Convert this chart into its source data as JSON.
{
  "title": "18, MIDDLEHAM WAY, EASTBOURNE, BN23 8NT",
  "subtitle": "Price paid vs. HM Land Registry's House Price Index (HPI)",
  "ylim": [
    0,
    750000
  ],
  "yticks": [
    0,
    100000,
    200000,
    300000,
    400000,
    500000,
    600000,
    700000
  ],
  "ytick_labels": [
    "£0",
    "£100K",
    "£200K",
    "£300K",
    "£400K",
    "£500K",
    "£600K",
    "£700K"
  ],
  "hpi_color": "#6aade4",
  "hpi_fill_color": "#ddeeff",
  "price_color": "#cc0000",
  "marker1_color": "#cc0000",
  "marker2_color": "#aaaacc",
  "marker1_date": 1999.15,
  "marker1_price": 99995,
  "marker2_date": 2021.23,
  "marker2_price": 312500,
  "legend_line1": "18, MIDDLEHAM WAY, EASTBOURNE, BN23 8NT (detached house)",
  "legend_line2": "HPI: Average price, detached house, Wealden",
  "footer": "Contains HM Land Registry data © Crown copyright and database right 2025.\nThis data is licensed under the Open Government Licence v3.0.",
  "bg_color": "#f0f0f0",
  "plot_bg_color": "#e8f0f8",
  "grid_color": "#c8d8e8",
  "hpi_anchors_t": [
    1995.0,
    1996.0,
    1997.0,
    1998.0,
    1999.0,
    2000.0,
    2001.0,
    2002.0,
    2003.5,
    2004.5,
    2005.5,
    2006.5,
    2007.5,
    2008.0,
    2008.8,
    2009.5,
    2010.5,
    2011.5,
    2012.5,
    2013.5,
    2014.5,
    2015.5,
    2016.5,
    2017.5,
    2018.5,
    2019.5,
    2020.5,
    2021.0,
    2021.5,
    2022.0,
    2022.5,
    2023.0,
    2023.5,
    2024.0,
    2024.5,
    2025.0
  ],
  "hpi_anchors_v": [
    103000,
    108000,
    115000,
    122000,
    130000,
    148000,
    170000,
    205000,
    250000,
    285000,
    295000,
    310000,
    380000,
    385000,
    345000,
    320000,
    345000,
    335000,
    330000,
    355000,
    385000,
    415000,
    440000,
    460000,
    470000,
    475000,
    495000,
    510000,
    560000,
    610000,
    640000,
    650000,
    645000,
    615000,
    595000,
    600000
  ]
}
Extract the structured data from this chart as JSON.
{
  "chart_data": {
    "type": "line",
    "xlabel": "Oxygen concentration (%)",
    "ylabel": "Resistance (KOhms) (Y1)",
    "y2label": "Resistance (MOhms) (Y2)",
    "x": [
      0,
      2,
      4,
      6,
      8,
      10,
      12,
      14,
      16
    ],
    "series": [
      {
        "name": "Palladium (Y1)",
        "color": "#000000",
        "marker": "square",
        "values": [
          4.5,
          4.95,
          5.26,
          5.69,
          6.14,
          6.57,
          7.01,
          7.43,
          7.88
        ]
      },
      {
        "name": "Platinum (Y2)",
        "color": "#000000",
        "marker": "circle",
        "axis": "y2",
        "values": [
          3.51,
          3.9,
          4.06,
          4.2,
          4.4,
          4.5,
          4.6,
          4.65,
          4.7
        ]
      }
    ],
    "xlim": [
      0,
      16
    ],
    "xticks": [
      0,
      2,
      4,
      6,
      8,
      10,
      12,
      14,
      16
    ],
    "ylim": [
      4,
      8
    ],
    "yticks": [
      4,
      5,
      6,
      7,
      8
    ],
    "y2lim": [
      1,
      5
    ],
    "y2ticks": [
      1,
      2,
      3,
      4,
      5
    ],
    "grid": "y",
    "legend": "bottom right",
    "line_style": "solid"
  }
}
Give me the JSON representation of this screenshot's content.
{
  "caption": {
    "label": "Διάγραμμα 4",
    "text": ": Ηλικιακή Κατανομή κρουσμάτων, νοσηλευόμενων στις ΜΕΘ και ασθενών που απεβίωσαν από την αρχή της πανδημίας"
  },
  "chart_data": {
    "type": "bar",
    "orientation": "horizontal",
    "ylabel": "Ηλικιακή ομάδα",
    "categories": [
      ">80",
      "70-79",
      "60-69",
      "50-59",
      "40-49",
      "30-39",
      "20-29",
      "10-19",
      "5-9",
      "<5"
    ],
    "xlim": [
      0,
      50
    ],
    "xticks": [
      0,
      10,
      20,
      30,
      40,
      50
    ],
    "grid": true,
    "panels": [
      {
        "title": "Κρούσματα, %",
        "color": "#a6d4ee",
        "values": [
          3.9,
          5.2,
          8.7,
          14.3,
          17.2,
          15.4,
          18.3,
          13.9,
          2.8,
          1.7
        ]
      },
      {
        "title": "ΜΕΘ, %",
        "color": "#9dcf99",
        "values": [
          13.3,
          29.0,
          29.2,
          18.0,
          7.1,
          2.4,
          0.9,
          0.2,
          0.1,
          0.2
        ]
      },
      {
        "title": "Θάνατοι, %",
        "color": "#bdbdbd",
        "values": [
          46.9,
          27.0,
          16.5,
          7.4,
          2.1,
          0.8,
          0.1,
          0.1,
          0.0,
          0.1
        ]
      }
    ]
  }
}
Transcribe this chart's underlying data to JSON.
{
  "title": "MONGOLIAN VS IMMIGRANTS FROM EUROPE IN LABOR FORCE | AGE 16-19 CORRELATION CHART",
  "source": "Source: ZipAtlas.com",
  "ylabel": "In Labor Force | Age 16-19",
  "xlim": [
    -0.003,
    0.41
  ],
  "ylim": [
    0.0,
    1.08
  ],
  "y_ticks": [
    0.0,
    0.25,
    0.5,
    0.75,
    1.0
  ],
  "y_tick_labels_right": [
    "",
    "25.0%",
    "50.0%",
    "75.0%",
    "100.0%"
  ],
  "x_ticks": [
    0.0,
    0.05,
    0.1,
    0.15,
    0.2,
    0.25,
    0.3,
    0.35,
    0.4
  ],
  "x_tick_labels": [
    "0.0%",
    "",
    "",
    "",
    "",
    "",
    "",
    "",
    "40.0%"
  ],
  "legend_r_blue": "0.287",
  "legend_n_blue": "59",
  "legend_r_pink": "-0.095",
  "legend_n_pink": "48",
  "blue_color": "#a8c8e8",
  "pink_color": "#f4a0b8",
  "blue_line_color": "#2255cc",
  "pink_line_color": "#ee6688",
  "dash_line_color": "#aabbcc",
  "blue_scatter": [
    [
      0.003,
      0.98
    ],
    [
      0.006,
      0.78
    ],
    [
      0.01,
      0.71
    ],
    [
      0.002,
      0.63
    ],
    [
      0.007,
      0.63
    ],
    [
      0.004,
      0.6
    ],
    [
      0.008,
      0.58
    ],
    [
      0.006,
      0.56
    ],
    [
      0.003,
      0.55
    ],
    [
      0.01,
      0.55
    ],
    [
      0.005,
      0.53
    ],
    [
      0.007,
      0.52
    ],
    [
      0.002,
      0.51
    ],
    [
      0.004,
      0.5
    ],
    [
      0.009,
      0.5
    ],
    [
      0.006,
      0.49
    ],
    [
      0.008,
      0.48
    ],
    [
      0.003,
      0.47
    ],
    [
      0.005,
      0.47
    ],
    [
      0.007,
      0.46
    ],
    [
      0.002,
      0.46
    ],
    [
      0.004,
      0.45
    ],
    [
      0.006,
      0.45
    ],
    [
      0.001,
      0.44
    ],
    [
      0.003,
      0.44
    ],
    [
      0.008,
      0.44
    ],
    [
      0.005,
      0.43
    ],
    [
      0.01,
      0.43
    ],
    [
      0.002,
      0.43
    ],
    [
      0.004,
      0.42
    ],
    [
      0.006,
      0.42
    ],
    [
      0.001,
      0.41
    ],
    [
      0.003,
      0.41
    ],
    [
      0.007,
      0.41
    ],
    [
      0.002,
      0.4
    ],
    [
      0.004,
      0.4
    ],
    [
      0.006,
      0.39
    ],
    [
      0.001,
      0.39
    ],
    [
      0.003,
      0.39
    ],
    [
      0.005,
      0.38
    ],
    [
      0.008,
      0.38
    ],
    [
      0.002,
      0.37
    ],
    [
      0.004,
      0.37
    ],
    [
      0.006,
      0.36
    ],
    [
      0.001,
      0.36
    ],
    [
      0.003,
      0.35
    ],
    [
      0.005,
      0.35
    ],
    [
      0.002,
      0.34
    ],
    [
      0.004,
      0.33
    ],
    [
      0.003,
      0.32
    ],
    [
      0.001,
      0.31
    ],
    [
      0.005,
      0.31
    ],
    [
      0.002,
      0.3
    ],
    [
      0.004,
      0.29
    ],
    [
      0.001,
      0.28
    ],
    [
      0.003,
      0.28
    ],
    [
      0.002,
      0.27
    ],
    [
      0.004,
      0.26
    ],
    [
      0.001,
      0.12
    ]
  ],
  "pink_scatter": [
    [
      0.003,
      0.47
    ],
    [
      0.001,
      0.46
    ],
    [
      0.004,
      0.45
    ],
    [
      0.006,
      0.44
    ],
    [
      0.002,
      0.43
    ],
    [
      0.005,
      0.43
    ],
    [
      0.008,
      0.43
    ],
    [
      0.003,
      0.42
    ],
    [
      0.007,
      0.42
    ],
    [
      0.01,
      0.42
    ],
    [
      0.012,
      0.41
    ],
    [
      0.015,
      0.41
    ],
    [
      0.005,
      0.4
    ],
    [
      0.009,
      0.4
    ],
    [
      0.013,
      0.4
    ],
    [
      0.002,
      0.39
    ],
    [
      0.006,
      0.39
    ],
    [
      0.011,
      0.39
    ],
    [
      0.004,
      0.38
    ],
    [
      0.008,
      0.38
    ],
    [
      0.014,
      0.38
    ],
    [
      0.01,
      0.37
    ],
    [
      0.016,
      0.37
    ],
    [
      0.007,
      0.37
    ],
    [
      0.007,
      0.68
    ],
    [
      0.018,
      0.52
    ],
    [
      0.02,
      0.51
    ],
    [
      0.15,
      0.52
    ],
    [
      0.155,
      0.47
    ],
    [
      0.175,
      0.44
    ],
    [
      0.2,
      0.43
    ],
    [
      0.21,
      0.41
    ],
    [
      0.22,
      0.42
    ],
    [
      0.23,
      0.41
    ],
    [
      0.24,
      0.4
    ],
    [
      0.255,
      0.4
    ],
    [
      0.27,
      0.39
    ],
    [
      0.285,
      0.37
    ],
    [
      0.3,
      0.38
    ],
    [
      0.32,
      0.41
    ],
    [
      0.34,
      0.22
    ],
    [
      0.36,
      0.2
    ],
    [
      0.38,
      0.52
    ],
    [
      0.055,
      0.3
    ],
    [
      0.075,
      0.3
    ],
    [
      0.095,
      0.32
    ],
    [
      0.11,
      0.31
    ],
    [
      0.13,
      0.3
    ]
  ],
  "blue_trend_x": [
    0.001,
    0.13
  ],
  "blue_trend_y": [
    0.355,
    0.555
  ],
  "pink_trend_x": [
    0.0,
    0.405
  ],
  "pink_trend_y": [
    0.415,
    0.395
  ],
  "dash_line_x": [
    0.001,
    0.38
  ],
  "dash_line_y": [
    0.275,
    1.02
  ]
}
....
Count the lines above that contain the word "Registry". Give only the number.

* [OUTPUT OF THE EXERCISE]: 2